Provided records –
━━━━━━━━

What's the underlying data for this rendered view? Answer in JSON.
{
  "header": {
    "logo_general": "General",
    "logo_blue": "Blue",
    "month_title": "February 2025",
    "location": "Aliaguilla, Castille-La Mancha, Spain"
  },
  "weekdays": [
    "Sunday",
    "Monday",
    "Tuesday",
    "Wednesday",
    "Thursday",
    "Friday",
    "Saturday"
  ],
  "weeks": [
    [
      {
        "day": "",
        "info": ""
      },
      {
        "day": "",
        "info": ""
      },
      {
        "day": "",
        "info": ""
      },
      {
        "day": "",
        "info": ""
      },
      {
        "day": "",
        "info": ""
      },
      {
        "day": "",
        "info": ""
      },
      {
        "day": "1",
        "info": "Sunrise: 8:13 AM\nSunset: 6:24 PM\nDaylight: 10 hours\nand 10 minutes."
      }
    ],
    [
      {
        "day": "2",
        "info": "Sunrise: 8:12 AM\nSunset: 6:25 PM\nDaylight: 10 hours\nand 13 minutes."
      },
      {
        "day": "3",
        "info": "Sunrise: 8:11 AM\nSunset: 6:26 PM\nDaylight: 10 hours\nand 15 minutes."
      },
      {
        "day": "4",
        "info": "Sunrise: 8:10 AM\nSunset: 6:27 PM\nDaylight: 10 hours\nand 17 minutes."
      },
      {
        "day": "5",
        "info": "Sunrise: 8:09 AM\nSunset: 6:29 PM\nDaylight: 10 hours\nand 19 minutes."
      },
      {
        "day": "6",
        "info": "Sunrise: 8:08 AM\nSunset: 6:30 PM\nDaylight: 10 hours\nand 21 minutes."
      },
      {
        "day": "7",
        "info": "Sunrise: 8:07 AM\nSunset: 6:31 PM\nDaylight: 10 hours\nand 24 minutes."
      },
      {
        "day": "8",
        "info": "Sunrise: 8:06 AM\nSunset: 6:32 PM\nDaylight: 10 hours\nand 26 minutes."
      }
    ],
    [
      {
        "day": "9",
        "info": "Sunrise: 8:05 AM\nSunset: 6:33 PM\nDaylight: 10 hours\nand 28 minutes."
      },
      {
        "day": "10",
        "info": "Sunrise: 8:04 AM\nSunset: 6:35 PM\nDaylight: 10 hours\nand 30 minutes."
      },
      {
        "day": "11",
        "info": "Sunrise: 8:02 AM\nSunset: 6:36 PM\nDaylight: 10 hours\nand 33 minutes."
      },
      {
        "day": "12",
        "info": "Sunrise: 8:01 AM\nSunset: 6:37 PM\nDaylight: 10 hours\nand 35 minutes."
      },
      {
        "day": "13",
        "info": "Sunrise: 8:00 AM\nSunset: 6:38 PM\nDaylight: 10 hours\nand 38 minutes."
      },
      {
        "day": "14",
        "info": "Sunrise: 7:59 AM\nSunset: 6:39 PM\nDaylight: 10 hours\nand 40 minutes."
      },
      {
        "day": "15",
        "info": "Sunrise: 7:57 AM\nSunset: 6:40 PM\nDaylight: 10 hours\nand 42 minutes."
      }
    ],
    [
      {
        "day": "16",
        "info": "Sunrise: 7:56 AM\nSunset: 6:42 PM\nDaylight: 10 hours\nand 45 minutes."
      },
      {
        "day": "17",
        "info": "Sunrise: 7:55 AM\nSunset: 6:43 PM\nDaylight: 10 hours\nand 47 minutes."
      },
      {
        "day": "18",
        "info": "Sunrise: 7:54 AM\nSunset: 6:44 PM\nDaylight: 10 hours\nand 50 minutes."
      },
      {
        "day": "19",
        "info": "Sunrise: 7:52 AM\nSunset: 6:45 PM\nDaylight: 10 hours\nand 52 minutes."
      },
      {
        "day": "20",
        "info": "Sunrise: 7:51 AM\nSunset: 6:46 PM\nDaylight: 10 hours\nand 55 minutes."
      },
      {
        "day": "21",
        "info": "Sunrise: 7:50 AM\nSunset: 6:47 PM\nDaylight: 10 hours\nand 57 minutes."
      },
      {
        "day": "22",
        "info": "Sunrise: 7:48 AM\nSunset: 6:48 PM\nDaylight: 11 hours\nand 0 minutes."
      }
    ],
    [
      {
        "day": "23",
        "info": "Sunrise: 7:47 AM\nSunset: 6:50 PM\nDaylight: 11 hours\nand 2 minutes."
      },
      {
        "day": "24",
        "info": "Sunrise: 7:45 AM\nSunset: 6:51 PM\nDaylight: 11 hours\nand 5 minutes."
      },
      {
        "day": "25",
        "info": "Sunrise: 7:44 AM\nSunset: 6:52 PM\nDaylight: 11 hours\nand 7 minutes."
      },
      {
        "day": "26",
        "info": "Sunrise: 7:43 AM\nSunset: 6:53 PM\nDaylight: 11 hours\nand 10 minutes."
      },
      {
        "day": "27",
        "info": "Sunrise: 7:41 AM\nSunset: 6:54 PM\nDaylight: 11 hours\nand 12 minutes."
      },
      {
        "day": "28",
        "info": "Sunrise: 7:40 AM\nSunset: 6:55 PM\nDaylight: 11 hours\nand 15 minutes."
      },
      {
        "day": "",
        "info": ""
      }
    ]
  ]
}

━━━━━━━━

What you will do – Show the data once more, exactly as it was written.

Response –
What's the underlying data for this rendered view? Answer in JSON.
{
  "header": {
    "logo_general": "General",
    "logo_blue": "Blue",
    "month_title": "February 2025",
    "location": "Aliaguilla, Castille-La Mancha, Spain"
  },
  "weekdays": [
    "Sunday",
    "Monday",
    "Tuesday",
    "Wednesday",
    "Thursday",
    "Friday",
    "Saturday"
  ],
  "weeks": [
    [
      {
        "day": "",
        "info": ""
      },
      {
        "day": "",
        "info": ""
      },
      {
        "day": "",
        "info": ""
      },
      {
        "day": "",
        "info": ""
      },
      {
        "day": "",
        "info": ""
      },
      {
        "day": "",
        "info": ""
      },
      {
        "day": "1",
        "info": "Sunrise: 8:13 AM\nSunset: 6:24 PM\nDaylight: 10 hours\nand 10 minutes."
      }
    ],
    [
      {
        "day": "2",
        "info": "Sunrise: 8:12 AM\nSunset: 6:25 PM\nDaylight: 10 hours\nand 13 minutes."
      },
      {
        "day": "3",
        "info": "Sunrise: 8:11 AM\nSunset: 6:26 PM\nDaylight: 10 hours\nand 15 minutes."
      },
      {
        "day": "4",
        "info": "Sunrise: 8:10 AM\nSunset: 6:27 PM\nDaylight: 10 hours\nand 17 minutes."
      },
      {
        "day": "5",
        "info": "Sunrise: 8:09 AM\nSunset: 6:29 PM\nDaylight: 10 hours\nand 19 minutes."
      },
      {
        "day": "6",
        "info": "Sunrise: 8:08 AM\nSunset: 6:30 PM\nDaylight: 10 hours\nand 21 minutes."
      },
      {
        "day": "7",
        "info": "Sunrise: 8:07 AM\nSunset: 6:31 PM\nDaylight: 10 hours\nand 24 minutes."
      },
      {
        "day": "8",
        "info": "Sunrise: 8:06 AM\nSunset: 6:32 PM\nDaylight: 10 hours\nand 26 minutes."
      }
    ],
    [
      {
        "day": "9",
        "info": "Sunrise: 8:05 AM\nSunset: 6:33 PM\nDaylight: 10 hours\nand 28 minutes."
      },
      {
        "day": "10",
        "info": "Sunrise: 8:04 AM\nSunset: 6:35 PM\nDaylight: 10 hours\nand 30 minutes."
      },
      {
        "day": "11",
        "info": "Sunrise: 8:02 AM\nSunset: 6:36 PM\nDaylight: 10 hours\nand 33 minutes."
      },
      {
        "day": "12",
        "info": "Sunrise: 8:01 AM\nSunset: 6:37 PM\nDaylight: 10 hours\nand 35 minutes."
      },
      {
        "day": "13",
        "info": "Sunrise: 8:00 AM\nSunset: 6:38 PM\nDaylight: 10 hours\nand 38 minutes."
      },
      {
        "day": "14",
        "info": "Sunrise: 7:59 AM\nSunset: 6:39 PM\nDaylight: 10 hours\nand 40 minutes."
      },
      {
        "day": "15",
        "info": "Sunrise: 7:57 AM\nSunset: 6:40 PM\nDaylight: 10 hours\nand 42 minutes."
      }
    ],
    [
      {
        "day": "16",
        "info": "Sunrise: 7:56 AM\nSunset: 6:42 PM\nDaylight: 10 hours\nand 45 minutes."
      },
      {
        "day": "17",
        "info": "Sunrise: 7:55 AM\nSunset: 6:43 PM\nDaylight: 10 hours\nand 47 minutes."
      },
      {
        "day": "18",
        "info": "Sunrise: 7:54 AM\nSunset: 6:44 PM\nDaylight: 10 hours\nand 50 minutes."
      },
      {
        "day": "19",
        "info": "Sunrise: 7:52 AM\nSunset: 6:45 PM\nDaylight: 10 hours\nand 52 minutes."
      },
      {
        "day": "20",
        "info": "Sunrise: 7:51 AM\nSunset: 6:46 PM\nDaylight: 10 hours\nand 55 minutes."
      },
      {
        "day": "21",
        "info": "Sunrise: 7:50 AM\nSunset: 6:47 PM\nDaylight: 10 hours\nand 57 minutes."
      },
      {
        "day": "22",
        "info": "Sunrise: 7:48 AM\nSunset: 6:48 PM\nDaylight: 11 hours\nand 0 minutes."
      }
    ],
    [
      {
        "day": "23",
        "info": "Sunrise: 7:47 AM\nSunset: 6:50 PM\nDaylight: 11 hours\nand 2 minutes."
      },
      {
        "day": "24",
        "info": "Sunrise: 7:45 AM\nSunset: 6:51 PM\nDaylight: 11 hours\nand 5 minutes."
      },
      {
        "day": "25",
        "info": "Sunrise: 7:44 AM\nSunset: 6:52 PM\nDaylight: 11 hours\nand 7 minutes."
      },
      {
        "day": "26",
        "info": "Sunrise: 7:43 AM\nSunset: 6:53 PM\nDaylight: 11 hours\nand 10 minutes."
      },
      {
        "day": "27",
        "info": "Sunrise: 7:41 AM\nSunset: 6:54 PM\nDaylight: 11 hours\nand 12 minutes."
      },
      {
        "day": "28",
        "info": "Sunrise: 7:40 AM\nSunset: 6:55 PM\nDaylight: 11 hours\nand 15 minutes."
      },
      {
        "day": "",
        "info": ""
      }
    ]
  ]
}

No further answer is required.